● **Work to complete**:
Within the records below, find each line that holds the string "两个维护", then copy it.

● **Input records**:
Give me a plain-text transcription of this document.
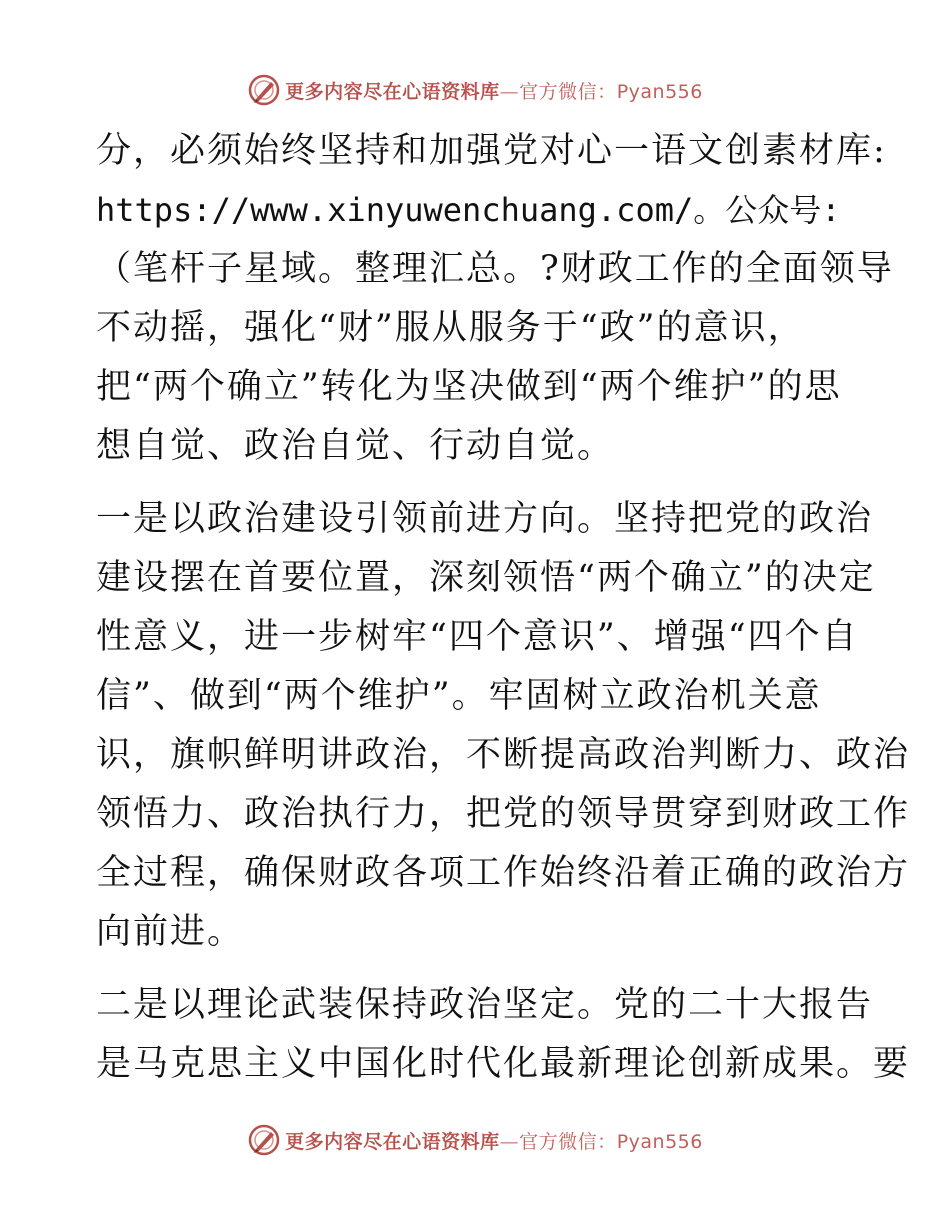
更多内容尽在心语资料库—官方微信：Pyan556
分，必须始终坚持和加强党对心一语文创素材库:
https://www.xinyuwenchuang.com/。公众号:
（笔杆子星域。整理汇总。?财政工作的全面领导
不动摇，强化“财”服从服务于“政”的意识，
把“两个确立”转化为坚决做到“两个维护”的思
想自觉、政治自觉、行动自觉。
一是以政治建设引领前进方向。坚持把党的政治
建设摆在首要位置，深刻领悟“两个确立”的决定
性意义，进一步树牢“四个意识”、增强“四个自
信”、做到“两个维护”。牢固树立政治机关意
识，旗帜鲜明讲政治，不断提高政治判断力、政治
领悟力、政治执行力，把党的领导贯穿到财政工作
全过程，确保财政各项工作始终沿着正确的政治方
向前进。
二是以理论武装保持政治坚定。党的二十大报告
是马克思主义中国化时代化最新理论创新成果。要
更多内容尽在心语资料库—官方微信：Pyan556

● **Correct answer**:
把“两个确立”转化为坚决做到“两个维护”的思
信”、做到“两个维护”。牢固树立政治机关意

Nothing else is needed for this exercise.